⟨

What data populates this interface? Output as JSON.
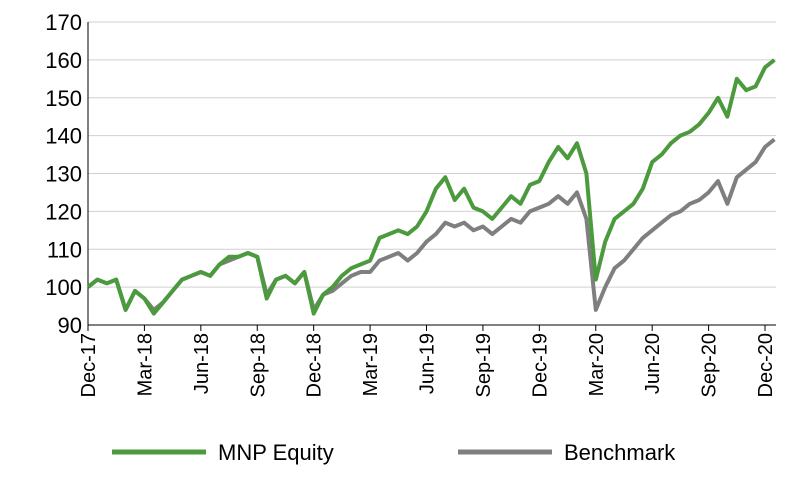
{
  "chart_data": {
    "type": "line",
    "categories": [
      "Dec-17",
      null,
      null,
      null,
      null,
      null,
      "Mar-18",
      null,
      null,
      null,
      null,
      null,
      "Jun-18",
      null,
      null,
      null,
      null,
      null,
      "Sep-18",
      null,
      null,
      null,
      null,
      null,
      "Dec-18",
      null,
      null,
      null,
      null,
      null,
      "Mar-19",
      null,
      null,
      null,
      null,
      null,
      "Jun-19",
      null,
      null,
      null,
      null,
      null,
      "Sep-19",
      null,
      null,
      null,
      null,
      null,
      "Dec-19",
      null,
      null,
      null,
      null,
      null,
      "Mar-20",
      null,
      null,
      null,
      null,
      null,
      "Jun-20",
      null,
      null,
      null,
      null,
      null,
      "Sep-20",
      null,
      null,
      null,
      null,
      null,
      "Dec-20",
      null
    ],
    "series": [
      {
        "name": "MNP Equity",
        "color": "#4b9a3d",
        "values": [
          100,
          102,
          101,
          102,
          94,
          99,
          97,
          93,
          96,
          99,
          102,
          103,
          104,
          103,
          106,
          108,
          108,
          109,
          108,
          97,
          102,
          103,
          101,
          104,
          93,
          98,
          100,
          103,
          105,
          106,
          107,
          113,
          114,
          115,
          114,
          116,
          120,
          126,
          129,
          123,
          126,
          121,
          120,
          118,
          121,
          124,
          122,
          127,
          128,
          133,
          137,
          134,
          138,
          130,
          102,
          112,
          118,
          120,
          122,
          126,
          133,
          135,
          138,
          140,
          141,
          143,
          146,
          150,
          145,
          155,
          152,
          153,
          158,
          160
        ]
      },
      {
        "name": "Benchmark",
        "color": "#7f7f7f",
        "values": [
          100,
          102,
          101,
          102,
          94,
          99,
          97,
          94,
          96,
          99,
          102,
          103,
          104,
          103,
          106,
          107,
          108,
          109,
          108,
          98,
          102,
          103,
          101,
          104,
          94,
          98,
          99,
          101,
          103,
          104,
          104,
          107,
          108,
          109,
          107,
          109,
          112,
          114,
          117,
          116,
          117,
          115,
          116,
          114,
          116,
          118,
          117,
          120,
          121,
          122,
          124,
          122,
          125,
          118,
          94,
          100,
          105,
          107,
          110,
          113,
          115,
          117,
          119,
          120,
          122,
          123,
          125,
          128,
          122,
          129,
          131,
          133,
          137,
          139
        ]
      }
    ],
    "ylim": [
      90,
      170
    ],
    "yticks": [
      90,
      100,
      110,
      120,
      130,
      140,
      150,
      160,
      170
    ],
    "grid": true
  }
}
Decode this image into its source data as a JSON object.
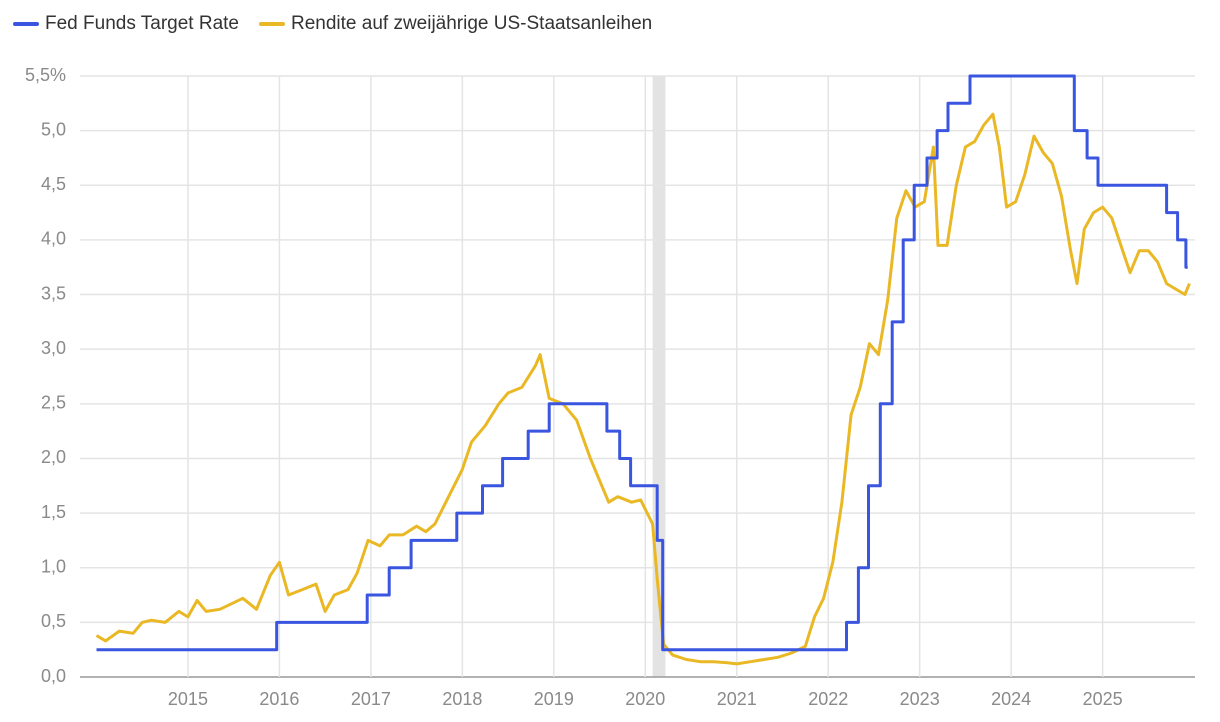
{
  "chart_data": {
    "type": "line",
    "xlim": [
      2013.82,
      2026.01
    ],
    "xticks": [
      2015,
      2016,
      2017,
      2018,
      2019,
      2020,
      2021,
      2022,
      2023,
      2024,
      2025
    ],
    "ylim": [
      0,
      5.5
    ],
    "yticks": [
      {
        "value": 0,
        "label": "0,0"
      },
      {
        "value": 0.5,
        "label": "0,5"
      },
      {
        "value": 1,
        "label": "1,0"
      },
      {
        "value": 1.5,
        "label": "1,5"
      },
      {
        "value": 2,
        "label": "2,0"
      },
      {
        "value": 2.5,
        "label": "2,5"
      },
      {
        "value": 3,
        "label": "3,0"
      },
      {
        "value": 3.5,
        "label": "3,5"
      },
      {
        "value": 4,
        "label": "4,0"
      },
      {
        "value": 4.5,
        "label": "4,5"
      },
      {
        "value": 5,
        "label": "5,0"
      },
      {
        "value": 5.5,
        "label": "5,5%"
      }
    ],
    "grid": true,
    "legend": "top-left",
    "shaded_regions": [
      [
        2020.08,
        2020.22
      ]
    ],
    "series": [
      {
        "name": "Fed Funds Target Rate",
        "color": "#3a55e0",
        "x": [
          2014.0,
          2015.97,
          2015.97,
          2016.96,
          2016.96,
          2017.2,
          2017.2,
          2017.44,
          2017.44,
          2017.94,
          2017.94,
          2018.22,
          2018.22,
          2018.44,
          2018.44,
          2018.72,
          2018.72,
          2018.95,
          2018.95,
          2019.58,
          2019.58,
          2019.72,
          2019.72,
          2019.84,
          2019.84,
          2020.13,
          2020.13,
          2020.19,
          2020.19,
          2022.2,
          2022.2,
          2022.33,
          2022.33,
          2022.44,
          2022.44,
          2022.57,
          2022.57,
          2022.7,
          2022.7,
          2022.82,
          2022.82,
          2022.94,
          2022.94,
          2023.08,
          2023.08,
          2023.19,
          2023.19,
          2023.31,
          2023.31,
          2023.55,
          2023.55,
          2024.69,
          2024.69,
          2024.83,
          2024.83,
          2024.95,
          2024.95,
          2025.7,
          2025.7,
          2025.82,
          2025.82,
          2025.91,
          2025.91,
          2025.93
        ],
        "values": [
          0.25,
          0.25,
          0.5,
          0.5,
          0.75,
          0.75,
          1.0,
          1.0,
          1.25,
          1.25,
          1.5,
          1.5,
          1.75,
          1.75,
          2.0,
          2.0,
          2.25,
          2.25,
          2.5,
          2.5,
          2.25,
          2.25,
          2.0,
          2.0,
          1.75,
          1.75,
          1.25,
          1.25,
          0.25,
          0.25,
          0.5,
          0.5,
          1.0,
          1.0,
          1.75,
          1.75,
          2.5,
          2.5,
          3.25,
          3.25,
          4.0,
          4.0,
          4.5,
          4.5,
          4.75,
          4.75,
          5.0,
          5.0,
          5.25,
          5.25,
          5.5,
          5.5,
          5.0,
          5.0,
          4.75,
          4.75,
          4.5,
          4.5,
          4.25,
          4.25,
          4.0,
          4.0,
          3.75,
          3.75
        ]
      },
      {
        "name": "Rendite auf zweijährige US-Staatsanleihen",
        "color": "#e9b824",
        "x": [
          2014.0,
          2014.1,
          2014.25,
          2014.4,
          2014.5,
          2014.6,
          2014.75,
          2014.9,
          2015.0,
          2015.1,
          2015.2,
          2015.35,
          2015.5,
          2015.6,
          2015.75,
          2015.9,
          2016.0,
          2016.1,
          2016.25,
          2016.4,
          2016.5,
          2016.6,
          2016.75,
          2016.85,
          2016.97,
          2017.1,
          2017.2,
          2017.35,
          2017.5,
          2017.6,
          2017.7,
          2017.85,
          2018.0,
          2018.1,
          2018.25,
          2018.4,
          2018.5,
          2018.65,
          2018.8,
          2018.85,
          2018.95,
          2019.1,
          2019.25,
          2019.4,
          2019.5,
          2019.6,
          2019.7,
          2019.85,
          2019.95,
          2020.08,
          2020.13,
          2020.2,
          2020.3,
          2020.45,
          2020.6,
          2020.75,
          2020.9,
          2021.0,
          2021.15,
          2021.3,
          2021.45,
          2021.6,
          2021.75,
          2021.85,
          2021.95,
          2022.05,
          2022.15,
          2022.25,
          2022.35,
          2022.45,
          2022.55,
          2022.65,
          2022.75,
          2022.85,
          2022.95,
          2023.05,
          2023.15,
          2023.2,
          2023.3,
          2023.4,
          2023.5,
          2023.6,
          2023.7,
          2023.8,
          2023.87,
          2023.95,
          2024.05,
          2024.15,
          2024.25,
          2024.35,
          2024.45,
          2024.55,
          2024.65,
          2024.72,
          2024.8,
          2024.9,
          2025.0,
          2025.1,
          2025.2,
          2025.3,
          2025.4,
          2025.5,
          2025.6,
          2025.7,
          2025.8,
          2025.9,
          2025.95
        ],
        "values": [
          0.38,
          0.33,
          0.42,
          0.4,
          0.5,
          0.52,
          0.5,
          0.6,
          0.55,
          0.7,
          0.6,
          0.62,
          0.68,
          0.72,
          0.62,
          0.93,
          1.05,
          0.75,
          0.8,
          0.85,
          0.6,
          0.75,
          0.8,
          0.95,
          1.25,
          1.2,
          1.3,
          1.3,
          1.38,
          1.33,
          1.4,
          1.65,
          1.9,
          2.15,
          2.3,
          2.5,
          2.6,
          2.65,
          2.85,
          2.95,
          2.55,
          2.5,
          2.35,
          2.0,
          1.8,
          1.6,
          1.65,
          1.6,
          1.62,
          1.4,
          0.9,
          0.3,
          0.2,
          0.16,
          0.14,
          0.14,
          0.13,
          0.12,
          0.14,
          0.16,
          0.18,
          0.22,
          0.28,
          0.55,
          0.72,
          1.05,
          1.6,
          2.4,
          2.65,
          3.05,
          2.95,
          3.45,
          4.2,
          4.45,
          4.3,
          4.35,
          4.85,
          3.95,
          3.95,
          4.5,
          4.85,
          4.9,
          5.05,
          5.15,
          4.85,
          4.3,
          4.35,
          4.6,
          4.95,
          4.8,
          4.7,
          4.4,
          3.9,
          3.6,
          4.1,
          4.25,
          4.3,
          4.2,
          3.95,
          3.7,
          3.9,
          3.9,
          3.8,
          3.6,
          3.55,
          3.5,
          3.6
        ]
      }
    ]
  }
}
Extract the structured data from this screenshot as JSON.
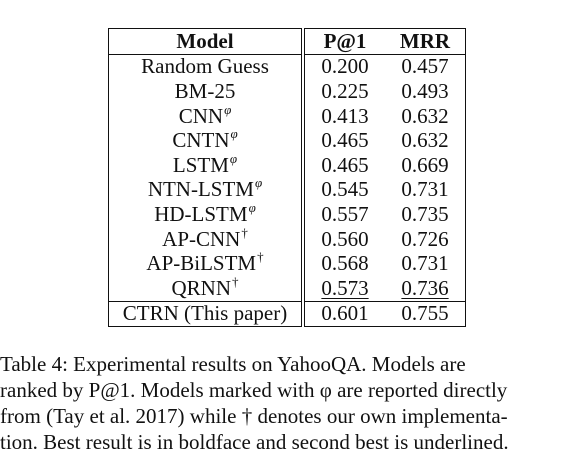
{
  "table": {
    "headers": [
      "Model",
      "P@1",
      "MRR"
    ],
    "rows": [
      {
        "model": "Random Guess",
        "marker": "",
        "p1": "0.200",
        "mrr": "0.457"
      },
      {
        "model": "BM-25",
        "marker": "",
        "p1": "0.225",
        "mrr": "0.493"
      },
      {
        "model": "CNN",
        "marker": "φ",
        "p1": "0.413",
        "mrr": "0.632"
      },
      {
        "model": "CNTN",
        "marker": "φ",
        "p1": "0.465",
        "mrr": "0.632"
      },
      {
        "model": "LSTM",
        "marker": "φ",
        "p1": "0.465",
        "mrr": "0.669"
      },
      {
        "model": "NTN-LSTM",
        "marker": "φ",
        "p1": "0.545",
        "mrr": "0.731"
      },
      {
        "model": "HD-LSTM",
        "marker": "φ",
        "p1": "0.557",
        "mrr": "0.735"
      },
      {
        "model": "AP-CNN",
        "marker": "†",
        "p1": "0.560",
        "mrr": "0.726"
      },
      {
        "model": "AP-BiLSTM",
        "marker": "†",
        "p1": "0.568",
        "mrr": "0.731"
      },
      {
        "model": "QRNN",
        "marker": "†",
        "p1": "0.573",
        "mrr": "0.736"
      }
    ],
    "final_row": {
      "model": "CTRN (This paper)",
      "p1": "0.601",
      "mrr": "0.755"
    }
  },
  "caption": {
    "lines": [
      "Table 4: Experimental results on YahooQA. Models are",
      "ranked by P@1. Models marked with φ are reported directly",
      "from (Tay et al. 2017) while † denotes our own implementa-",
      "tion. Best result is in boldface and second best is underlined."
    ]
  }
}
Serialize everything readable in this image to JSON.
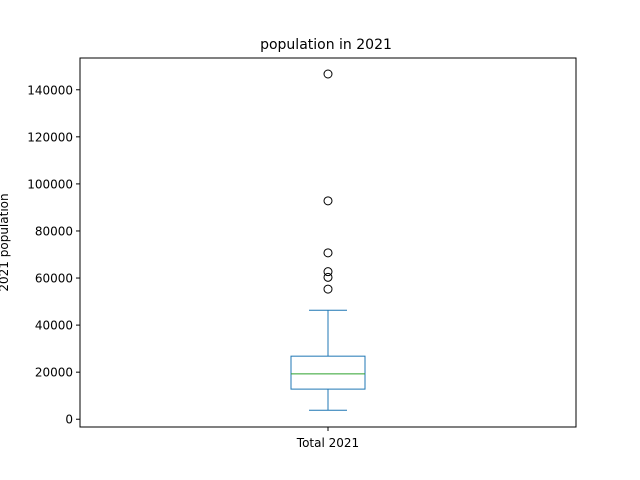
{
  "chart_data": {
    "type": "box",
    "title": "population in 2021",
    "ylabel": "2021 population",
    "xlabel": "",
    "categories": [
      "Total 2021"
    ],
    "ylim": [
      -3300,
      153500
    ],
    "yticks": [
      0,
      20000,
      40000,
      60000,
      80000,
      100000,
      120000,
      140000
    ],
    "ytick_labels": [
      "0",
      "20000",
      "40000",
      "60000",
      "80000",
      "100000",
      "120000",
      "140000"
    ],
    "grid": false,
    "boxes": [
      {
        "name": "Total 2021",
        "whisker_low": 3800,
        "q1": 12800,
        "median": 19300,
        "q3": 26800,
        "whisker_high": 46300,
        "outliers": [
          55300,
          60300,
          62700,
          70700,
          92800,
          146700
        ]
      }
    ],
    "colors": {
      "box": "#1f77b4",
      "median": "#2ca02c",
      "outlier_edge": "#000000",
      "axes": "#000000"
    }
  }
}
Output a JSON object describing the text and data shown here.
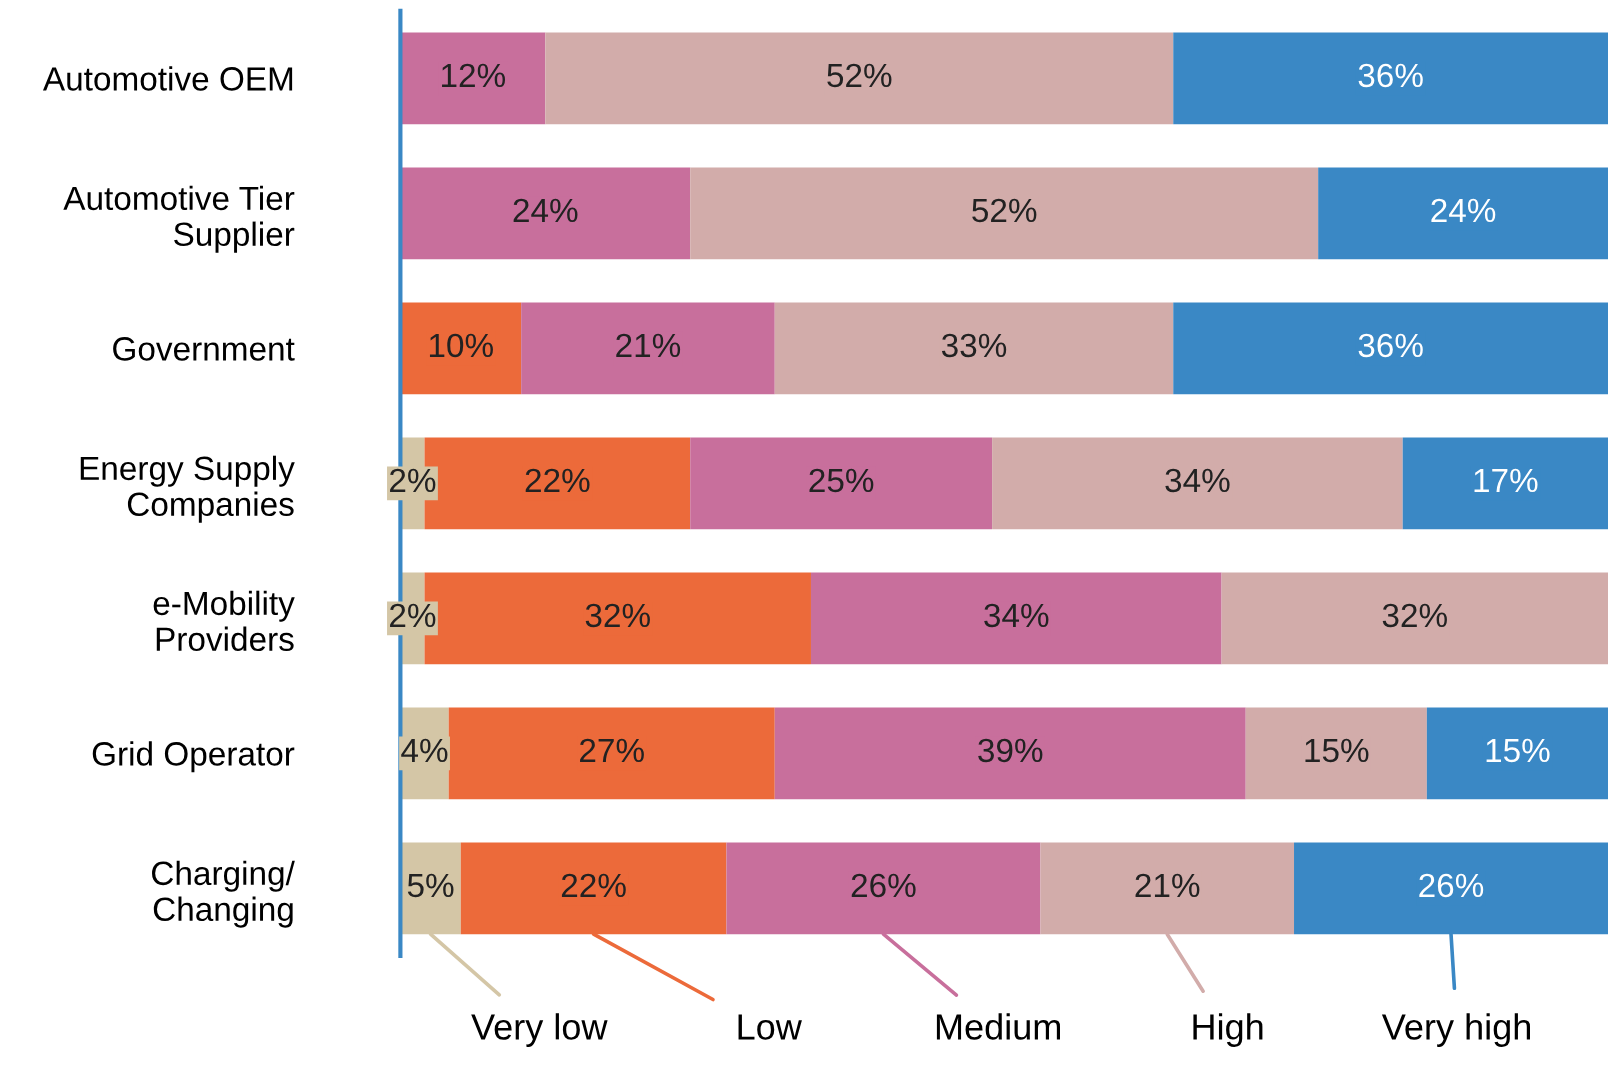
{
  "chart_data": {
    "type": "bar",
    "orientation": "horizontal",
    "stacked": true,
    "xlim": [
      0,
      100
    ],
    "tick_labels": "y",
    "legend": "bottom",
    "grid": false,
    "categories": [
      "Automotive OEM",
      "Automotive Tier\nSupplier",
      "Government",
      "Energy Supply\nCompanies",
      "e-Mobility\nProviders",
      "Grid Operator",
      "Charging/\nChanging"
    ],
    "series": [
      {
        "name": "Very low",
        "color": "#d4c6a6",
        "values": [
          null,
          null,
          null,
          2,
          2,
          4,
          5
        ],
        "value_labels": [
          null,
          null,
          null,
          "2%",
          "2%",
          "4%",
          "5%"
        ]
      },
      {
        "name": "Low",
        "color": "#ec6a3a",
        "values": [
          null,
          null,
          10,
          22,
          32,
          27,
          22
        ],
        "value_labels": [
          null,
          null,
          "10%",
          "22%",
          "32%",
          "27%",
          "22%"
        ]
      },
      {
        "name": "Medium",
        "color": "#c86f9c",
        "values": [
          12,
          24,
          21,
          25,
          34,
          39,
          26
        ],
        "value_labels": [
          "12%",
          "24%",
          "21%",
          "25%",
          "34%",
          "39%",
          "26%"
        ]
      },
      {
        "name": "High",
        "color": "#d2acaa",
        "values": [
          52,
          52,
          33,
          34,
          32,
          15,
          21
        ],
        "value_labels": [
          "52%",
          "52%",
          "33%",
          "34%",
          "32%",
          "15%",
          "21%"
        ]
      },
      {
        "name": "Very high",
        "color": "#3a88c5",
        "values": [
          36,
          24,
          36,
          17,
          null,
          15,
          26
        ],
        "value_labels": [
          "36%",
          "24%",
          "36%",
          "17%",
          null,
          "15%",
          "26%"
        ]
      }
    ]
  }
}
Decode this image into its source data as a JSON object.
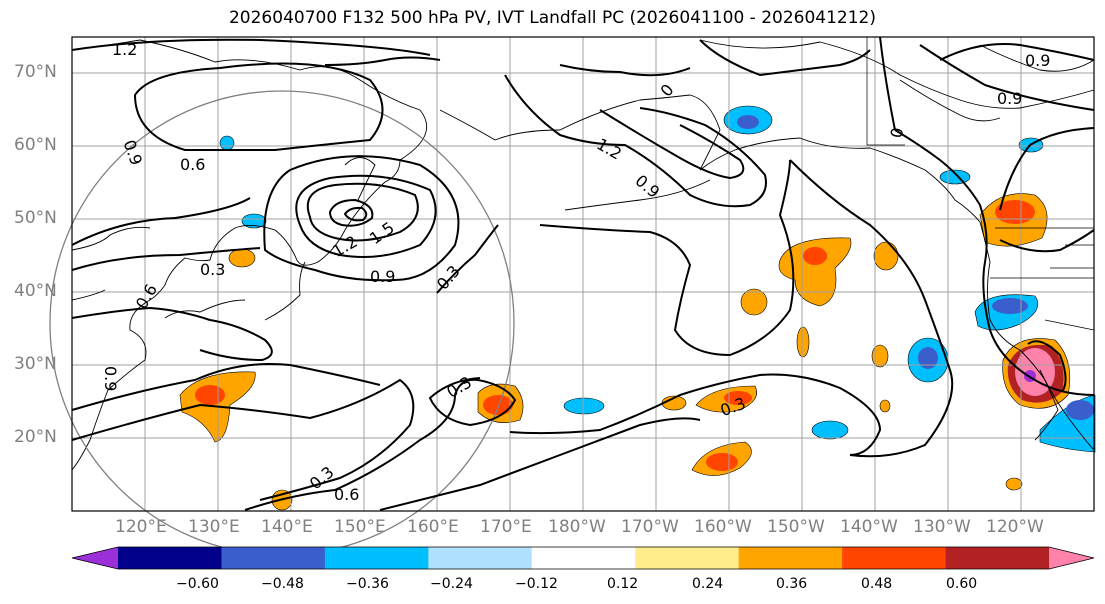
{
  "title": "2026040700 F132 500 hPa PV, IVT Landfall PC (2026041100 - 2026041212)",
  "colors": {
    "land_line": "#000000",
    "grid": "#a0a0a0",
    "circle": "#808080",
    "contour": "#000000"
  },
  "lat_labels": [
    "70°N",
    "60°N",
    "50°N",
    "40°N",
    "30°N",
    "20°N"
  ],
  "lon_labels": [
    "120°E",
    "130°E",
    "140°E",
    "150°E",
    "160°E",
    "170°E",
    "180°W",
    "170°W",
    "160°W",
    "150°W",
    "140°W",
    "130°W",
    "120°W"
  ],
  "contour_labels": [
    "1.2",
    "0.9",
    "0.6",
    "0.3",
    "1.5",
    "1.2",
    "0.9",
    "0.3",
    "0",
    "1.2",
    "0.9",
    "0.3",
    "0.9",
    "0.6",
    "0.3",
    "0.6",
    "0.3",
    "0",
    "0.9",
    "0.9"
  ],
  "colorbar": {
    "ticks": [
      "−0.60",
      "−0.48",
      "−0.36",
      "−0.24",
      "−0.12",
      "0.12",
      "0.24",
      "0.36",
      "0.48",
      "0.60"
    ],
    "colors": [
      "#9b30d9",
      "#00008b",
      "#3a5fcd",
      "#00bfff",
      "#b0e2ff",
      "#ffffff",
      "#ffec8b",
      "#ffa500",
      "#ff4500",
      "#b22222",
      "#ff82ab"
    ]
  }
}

⟩

Scan the data for the word "name" and copy every line where it shows up.

        "name": "MNP Equity",
        "name": "Benchmark",
        "name": "Fed Funds Target Rate",
        "name": "Rendite auf zweijährige US-Staatsanleihen",
        "name": "Total 2021",
        "name": "Very low",
        "name": "Low",
        "name": "Medium",
        "name": "High",
        "name": "Very high",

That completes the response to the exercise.